-- Supplied data start --
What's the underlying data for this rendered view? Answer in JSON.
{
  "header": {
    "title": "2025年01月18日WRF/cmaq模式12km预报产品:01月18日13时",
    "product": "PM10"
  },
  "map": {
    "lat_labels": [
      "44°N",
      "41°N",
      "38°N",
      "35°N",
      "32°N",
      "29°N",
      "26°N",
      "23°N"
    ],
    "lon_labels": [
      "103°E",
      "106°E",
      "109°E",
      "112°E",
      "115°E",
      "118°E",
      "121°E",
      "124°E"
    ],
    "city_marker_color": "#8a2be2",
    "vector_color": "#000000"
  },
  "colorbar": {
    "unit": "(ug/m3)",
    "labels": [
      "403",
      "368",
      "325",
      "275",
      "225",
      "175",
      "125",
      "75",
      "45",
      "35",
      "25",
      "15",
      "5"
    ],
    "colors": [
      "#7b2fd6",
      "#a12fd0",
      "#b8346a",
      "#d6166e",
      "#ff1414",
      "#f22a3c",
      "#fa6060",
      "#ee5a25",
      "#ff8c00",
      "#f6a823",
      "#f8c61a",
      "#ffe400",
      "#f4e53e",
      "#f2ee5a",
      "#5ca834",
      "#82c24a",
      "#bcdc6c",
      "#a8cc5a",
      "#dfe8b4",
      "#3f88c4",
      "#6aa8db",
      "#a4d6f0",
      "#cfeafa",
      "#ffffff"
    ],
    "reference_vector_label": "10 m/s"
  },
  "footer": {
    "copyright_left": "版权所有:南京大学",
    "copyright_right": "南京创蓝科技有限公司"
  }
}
-- Supplied data end --
• _What you should do_: Can you restate every record above word for word?

• _Answer for the task_:
What's the underlying data for this rendered view? Answer in JSON.
{
  "header": {
    "title": "2025年01月18日WRF/cmaq模式12km预报产品:01月18日13时",
    "product": "PM10"
  },
  "map": {
    "lat_labels": [
      "44°N",
      "41°N",
      "38°N",
      "35°N",
      "32°N",
      "29°N",
      "26°N",
      "23°N"
    ],
    "lon_labels": [
      "103°E",
      "106°E",
      "109°E",
      "112°E",
      "115°E",
      "118°E",
      "121°E",
      "124°E"
    ],
    "city_marker_color": "#8a2be2",
    "vector_color": "#000000"
  },
  "colorbar": {
    "unit": "(ug/m3)",
    "labels": [
      "403",
      "368",
      "325",
      "275",
      "225",
      "175",
      "125",
      "75",
      "45",
      "35",
      "25",
      "15",
      "5"
    ],
    "colors": [
      "#7b2fd6",
      "#a12fd0",
      "#b8346a",
      "#d6166e",
      "#ff1414",
      "#f22a3c",
      "#fa6060",
      "#ee5a25",
      "#ff8c00",
      "#f6a823",
      "#f8c61a",
      "#ffe400",
      "#f4e53e",
      "#f2ee5a",
      "#5ca834",
      "#82c24a",
      "#bcdc6c",
      "#a8cc5a",
      "#dfe8b4",
      "#3f88c4",
      "#6aa8db",
      "#a4d6f0",
      "#cfeafa",
      "#ffffff"
    ],
    "reference_vector_label": "10 m/s"
  },
  "footer": {
    "copyright_left": "版权所有:南京大学",
    "copyright_right": "南京创蓝科技有限公司"
  }
}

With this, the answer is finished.